"""

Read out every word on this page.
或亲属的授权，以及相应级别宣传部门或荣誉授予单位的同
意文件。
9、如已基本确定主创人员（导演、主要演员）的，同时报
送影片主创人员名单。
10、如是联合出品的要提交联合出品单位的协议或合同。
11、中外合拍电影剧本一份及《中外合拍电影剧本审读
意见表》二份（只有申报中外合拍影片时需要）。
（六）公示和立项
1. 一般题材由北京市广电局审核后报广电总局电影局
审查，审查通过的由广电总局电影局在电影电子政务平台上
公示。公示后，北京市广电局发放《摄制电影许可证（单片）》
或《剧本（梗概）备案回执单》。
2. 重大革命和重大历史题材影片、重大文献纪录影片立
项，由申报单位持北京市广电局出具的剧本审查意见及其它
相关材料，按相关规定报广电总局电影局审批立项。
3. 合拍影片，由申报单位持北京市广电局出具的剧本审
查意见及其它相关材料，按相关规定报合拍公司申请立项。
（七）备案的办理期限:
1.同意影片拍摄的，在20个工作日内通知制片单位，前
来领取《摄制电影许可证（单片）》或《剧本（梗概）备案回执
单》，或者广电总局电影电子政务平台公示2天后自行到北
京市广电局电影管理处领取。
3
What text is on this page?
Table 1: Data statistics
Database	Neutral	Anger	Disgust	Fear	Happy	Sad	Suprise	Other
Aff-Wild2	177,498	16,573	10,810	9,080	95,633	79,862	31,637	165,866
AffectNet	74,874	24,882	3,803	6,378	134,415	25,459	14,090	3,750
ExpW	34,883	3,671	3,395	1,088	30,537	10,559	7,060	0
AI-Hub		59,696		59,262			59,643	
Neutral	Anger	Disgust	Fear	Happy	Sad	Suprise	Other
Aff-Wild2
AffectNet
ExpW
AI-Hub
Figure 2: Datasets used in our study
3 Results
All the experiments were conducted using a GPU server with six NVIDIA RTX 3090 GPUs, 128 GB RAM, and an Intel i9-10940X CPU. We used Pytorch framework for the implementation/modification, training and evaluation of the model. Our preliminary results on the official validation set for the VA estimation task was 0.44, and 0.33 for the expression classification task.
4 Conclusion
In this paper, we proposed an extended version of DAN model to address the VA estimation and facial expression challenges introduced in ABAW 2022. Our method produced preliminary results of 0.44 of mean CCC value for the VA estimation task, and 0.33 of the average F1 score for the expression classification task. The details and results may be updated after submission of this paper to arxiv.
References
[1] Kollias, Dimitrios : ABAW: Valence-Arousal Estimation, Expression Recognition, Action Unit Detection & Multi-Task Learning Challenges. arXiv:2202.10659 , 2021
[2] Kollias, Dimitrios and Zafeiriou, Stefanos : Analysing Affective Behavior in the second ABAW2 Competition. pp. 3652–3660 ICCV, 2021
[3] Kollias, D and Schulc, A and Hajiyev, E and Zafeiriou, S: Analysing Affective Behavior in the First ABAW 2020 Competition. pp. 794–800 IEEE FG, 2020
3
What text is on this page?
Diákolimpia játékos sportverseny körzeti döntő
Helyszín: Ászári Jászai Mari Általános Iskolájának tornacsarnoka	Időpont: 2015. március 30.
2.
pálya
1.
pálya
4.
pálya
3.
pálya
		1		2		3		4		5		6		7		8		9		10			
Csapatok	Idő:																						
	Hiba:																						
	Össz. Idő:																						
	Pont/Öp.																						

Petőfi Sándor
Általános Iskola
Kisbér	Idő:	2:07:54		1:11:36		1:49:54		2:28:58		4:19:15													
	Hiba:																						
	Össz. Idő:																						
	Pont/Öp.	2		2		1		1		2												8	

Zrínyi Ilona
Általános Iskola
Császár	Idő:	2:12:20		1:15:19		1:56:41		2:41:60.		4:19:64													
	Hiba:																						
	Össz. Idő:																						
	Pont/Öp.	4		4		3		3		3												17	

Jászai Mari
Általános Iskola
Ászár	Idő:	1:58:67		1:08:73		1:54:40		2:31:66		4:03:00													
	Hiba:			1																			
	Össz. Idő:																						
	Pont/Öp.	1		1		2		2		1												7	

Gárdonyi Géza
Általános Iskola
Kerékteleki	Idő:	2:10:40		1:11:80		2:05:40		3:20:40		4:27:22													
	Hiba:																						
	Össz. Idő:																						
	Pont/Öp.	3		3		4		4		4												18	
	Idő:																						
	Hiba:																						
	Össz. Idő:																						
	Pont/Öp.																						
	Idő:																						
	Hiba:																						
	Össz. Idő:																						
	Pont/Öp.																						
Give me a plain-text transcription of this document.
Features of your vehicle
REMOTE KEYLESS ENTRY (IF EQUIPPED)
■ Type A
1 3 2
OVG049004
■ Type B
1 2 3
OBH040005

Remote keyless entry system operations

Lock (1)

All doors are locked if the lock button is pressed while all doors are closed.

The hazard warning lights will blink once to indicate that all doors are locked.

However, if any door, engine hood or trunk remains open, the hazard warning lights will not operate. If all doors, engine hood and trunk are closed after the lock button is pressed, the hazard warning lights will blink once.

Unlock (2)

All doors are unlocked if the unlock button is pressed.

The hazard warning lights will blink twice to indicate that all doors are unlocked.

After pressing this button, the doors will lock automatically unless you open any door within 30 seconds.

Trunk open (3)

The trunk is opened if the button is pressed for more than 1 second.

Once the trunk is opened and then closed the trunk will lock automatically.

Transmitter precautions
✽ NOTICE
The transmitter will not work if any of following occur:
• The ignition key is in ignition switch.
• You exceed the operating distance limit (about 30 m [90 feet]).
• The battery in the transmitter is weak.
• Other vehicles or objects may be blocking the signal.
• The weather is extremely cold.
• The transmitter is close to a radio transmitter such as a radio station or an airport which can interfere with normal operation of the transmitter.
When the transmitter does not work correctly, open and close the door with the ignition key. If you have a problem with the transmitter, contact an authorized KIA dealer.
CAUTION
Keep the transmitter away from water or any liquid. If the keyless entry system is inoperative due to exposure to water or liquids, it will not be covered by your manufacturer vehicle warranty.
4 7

"""

What you need to do
Reproduce every line of the data verbatim.

Answer to the task
Read out every word on this page.
或亲属的授权，以及相应级别宣传部门或荣誉授予单位的同
意文件。
9、如已基本确定主创人员（导演、主要演员）的，同时报
送影片主创人员名单。
10、如是联合出品的要提交联合出品单位的协议或合同。
11、中外合拍电影剧本一份及《中外合拍电影剧本审读
意见表》二份（只有申报中外合拍影片时需要）。
（六）公示和立项
1. 一般题材由北京市广电局审核后报广电总局电影局
审查，审查通过的由广电总局电影局在电影电子政务平台上
公示。公示后，北京市广电局发放《摄制电影许可证（单片）》
或《剧本（梗概）备案回执单》。
2. 重大革命和重大历史题材影片、重大文献纪录影片立
项，由申报单位持北京市广电局出具的剧本审查意见及其它
相关材料，按相关规定报广电总局电影局审批立项。
3. 合拍影片，由申报单位持北京市广电局出具的剧本审
查意见及其它相关材料，按相关规定报合拍公司申请立项。
（七）备案的办理期限:
1.同意影片拍摄的，在20个工作日内通知制片单位，前
来领取《摄制电影许可证（单片）》或《剧本（梗概）备案回执
单》，或者广电总局电影电子政务平台公示2天后自行到北
京市广电局电影管理处领取。
3
What text is on this page?
Table 1: Data statistics
Database	Neutral	Anger	Disgust	Fear	Happy	Sad	Suprise	Other
Aff-Wild2	177,498	16,573	10,810	9,080	95,633	79,862	31,637	165,866
AffectNet	74,874	24,882	3,803	6,378	134,415	25,459	14,090	3,750
ExpW	34,883	3,671	3,395	1,088	30,537	10,559	7,060	0
AI-Hub		59,696		59,262			59,643	
Neutral	Anger	Disgust	Fear	Happy	Sad	Suprise	Other
Aff-Wild2
AffectNet
ExpW
AI-Hub
Figure 2: Datasets used in our study
3 Results
All the experiments were conducted using a GPU server with six NVIDIA RTX 3090 GPUs, 128 GB RAM, and an Intel i9-10940X CPU. We used Pytorch framework for the implementation/modification, training and evaluation of the model. Our preliminary results on the official validation set for the VA estimation task was 0.44, and 0.33 for the expression classification task.
4 Conclusion
In this paper, we proposed an extended version of DAN model to address the VA estimation and facial expression challenges introduced in ABAW 2022. Our method produced preliminary results of 0.44 of mean CCC value for the VA estimation task, and 0.33 of the average F1 score for the expression classification task. The details and results may be updated after submission of this paper to arxiv.
References
[1] Kollias, Dimitrios : ABAW: Valence-Arousal Estimation, Expression Recognition, Action Unit Detection & Multi-Task Learning Challenges. arXiv:2202.10659 , 2021
[2] Kollias, Dimitrios and Zafeiriou, Stefanos : Analysing Affective Behavior in the second ABAW2 Competition. pp. 3652–3660 ICCV, 2021
[3] Kollias, D and Schulc, A and Hajiyev, E and Zafeiriou, S: Analysing Affective Behavior in the First ABAW 2020 Competition. pp. 794–800 IEEE FG, 2020
3
What text is on this page?
Diákolimpia játékos sportverseny körzeti döntő
Helyszín: Ászári Jászai Mari Általános Iskolájának tornacsarnoka	Időpont: 2015. március 30.
2.
pálya
1.
pálya
4.
pálya
3.
pálya
		1		2		3		4		5		6		7		8		9		10			
Csapatok	Idő:																						
	Hiba:																						
	Össz. Idő:																						
	Pont/Öp.																						

Petőfi Sándor
Általános Iskola
Kisbér	Idő:	2:07:54		1:11:36		1:49:54		2:28:58		4:19:15													
	Hiba:																						
	Össz. Idő:																						
	Pont/Öp.	2		2		1		1		2												8	

Zrínyi Ilona
Általános Iskola
Császár	Idő:	2:12:20		1:15:19		1:56:41		2:41:60.		4:19:64													
	Hiba:																						
	Össz. Idő:																						
	Pont/Öp.	4		4		3		3		3												17	

Jászai Mari
Általános Iskola
Ászár	Idő:	1:58:67		1:08:73		1:54:40		2:31:66		4:03:00													
	Hiba:			1																			
	Össz. Idő:																						
	Pont/Öp.	1		1		2		2		1												7	

Gárdonyi Géza
Általános Iskola
Kerékteleki	Idő:	2:10:40		1:11:80		2:05:40		3:20:40		4:27:22													
	Hiba:																						
	Össz. Idő:																						
	Pont/Öp.	3		3		4		4		4												18	
	Idő:																						
	Hiba:																						
	Össz. Idő:																						
	Pont/Öp.																						
	Idő:																						
	Hiba:																						
	Össz. Idő:																						
	Pont/Öp.																						
Give me a plain-text transcription of this document.
Features of your vehicle
REMOTE KEYLESS ENTRY (IF EQUIPPED)
■ Type A
1 3 2
OVG049004
■ Type B
1 2 3
OBH040005

Remote keyless entry system operations

Lock (1)

All doors are locked if the lock button is pressed while all doors are closed.

The hazard warning lights will blink once to indicate that all doors are locked.

However, if any door, engine hood or trunk remains open, the hazard warning lights will not operate. If all doors, engine hood and trunk are closed after the lock button is pressed, the hazard warning lights will blink once.

Unlock (2)

All doors are unlocked if the unlock button is pressed.

The hazard warning lights will blink twice to indicate that all doors are unlocked.

After pressing this button, the doors will lock automatically unless you open any door within 30 seconds.

Trunk open (3)

The trunk is opened if the button is pressed for more than 1 second.

Once the trunk is opened and then closed the trunk will lock automatically.

Transmitter precautions
✽ NOTICE
The transmitter will not work if any of following occur:
• The ignition key is in ignition switch.
• You exceed the operating distance limit (about 30 m [90 feet]).
• The battery in the transmitter is weak.
• Other vehicles or objects may be blocking the signal.
• The weather is extremely cold.
• The transmitter is close to a radio transmitter such as a radio station or an airport which can interfere with normal operation of the transmitter.
When the transmitter does not work correctly, open and close the door with the ignition key. If you have a problem with the transmitter, contact an authorized KIA dealer.
CAUTION
Keep the transmitter away from water or any liquid. If the keyless entry system is inoperative due to exposure to water or liquids, it will not be covered by your manufacturer vehicle warranty.
4 7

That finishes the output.